SUPPLIED MATERIAL

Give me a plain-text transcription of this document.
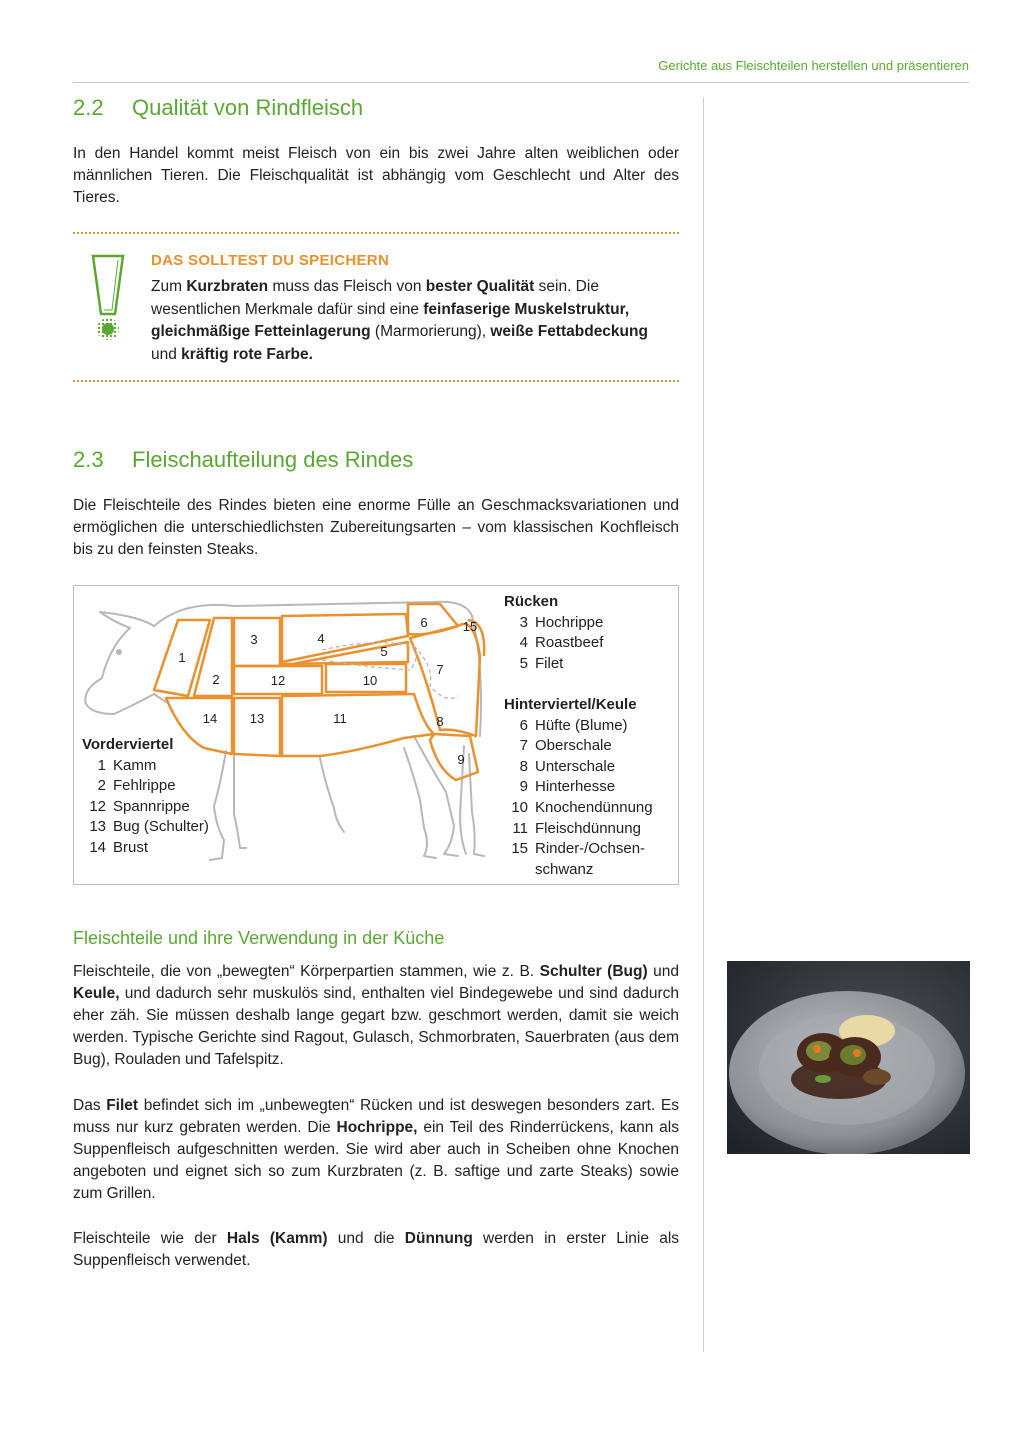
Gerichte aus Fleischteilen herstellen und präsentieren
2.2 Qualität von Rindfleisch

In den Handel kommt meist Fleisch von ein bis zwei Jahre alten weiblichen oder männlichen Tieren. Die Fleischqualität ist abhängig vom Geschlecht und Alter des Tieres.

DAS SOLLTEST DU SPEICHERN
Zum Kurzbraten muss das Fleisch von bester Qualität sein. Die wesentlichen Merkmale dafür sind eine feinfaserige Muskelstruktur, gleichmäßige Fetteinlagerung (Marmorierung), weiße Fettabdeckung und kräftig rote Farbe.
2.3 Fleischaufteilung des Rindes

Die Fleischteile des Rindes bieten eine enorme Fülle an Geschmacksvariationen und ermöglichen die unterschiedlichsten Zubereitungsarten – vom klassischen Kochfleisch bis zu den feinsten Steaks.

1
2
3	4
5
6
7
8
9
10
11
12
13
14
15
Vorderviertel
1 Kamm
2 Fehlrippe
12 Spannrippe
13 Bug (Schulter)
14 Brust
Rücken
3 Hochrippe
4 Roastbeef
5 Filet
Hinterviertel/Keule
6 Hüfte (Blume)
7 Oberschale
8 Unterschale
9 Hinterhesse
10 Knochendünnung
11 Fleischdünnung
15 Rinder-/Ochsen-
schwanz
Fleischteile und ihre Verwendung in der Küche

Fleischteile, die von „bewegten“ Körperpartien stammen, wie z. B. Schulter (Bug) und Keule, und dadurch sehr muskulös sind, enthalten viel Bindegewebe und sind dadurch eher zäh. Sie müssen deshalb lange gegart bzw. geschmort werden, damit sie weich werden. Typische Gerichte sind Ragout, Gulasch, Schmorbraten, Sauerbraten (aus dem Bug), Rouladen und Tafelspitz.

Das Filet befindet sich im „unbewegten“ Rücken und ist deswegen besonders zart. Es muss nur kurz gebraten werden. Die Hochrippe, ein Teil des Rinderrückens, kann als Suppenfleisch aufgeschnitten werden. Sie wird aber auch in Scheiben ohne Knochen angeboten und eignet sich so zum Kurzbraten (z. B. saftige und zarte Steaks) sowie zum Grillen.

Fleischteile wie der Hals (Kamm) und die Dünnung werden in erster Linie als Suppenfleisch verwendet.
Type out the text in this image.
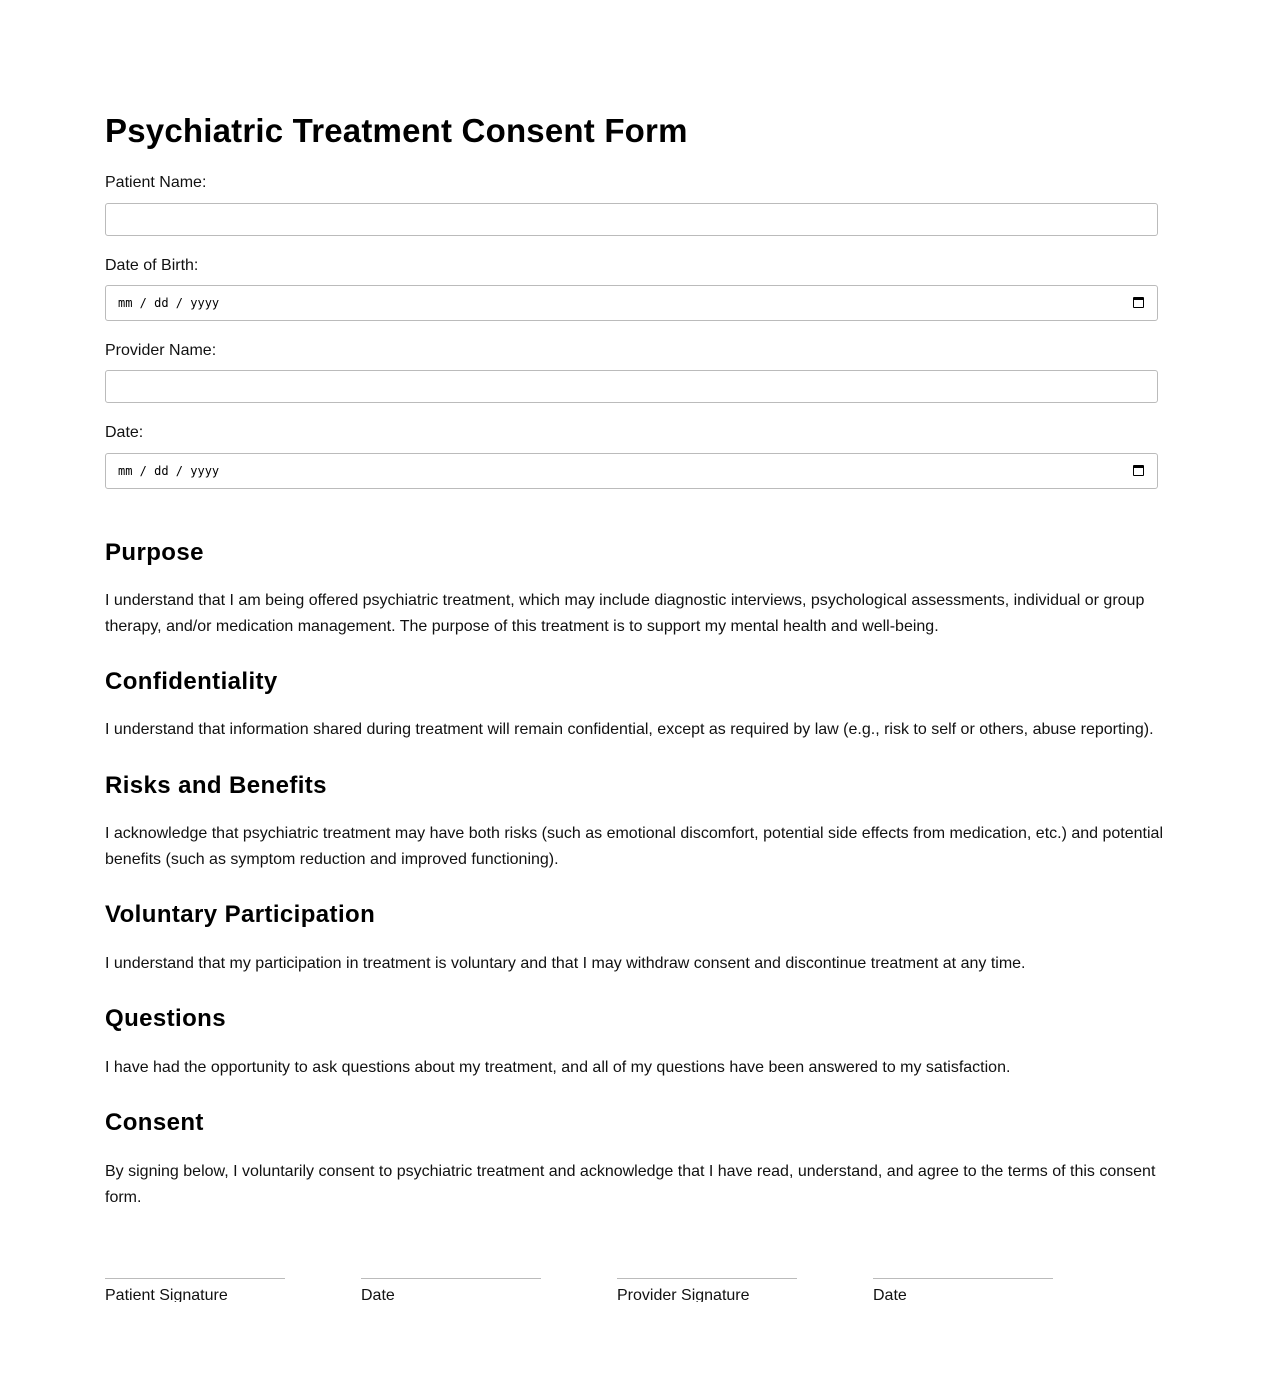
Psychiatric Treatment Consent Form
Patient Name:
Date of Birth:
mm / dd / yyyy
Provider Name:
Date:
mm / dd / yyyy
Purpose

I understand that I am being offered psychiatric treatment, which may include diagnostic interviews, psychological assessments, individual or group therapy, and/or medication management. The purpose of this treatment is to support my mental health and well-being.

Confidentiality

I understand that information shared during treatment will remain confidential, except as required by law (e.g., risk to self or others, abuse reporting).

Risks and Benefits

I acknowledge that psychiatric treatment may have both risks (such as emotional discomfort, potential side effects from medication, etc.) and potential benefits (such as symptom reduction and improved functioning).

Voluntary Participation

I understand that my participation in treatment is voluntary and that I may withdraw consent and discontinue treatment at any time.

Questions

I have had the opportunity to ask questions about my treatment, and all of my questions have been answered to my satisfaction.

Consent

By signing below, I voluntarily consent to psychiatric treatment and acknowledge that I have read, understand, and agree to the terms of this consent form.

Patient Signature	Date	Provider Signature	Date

OBJECTIVE
Without including any pictures, print each record exactly.

COMPLETE RESPONSE
Give me a plain-text transcription of this document.
Gerichte aus Fleischteilen herstellen und präsentieren
2.2 Qualität von Rindfleisch

In den Handel kommt meist Fleisch von ein bis zwei Jahre alten weiblichen oder männlichen Tieren. Die Fleischqualität ist abhängig vom Geschlecht und Alter des Tieres.

DAS SOLLTEST DU SPEICHERN
Zum Kurzbraten muss das Fleisch von bester Qualität sein. Die wesentlichen Merkmale dafür sind eine feinfaserige Muskelstruktur, gleichmäßige Fetteinlagerung (Marmorierung), weiße Fettabdeckung und kräftig rote Farbe.
2.3 Fleischaufteilung des Rindes

Die Fleischteile des Rindes bieten eine enorme Fülle an Geschmacksvariationen und ermöglichen die unterschiedlichsten Zubereitungsarten – vom klassischen Kochfleisch bis zu den feinsten Steaks.

1
2
3	4
5
6
7
8
9
10
11
12
13
14
15
Vorderviertel
1 Kamm
2 Fehlrippe
12 Spannrippe
13 Bug (Schulter)
14 Brust
Rücken
3 Hochrippe
4 Roastbeef
5 Filet
Hinterviertel/Keule
6 Hüfte (Blume)
7 Oberschale
8 Unterschale
9 Hinterhesse
10 Knochendünnung
11 Fleischdünnung
15 Rinder-/Ochsen-
schwanz
Fleischteile und ihre Verwendung in der Küche

Fleischteile, die von „bewegten“ Körperpartien stammen, wie z. B. Schulter (Bug) und Keule, und dadurch sehr muskulös sind, enthalten viel Bindegewebe und sind dadurch eher zäh. Sie müssen deshalb lange gegart bzw. geschmort werden, damit sie weich werden. Typische Gerichte sind Ragout, Gulasch, Schmorbraten, Sauerbraten (aus dem Bug), Rouladen und Tafelspitz.

Das Filet befindet sich im „unbewegten“ Rücken und ist deswegen besonders zart. Es muss nur kurz gebraten werden. Die Hochrippe, ein Teil des Rinderrückens, kann als Suppenfleisch aufgeschnitten werden. Sie wird aber auch in Scheiben ohne Knochen angeboten und eignet sich so zum Kurzbraten (z. B. saftige und zarte Steaks) sowie zum Grillen.

Fleischteile wie der Hals (Kamm) und die Dünnung werden in erster Linie als Suppenfleisch verwendet.
Type out the text in this image.
Psychiatric Treatment Consent Form
Patient Name:
Date of Birth:
mm / dd / yyyy
Provider Name:
Date:
mm / dd / yyyy
Purpose

I understand that I am being offered psychiatric treatment, which may include diagnostic interviews, psychological assessments, individual or group therapy, and/or medication management. The purpose of this treatment is to support my mental health and well-being.

Confidentiality

I understand that information shared during treatment will remain confidential, except as required by law (e.g., risk to self or others, abuse reporting).

Risks and Benefits

I acknowledge that psychiatric treatment may have both risks (such as emotional discomfort, potential side effects from medication, etc.) and potential benefits (such as symptom reduction and improved functioning).

Voluntary Participation

I understand that my participation in treatment is voluntary and that I may withdraw consent and discontinue treatment at any time.

Questions

I have had the opportunity to ask questions about my treatment, and all of my questions have been answered to my satisfaction.

Consent

By signing below, I voluntarily consent to psychiatric treatment and acknowledge that I have read, understand, and agree to the terms of this consent form.

Patient Signature	Date	Provider Signature	Date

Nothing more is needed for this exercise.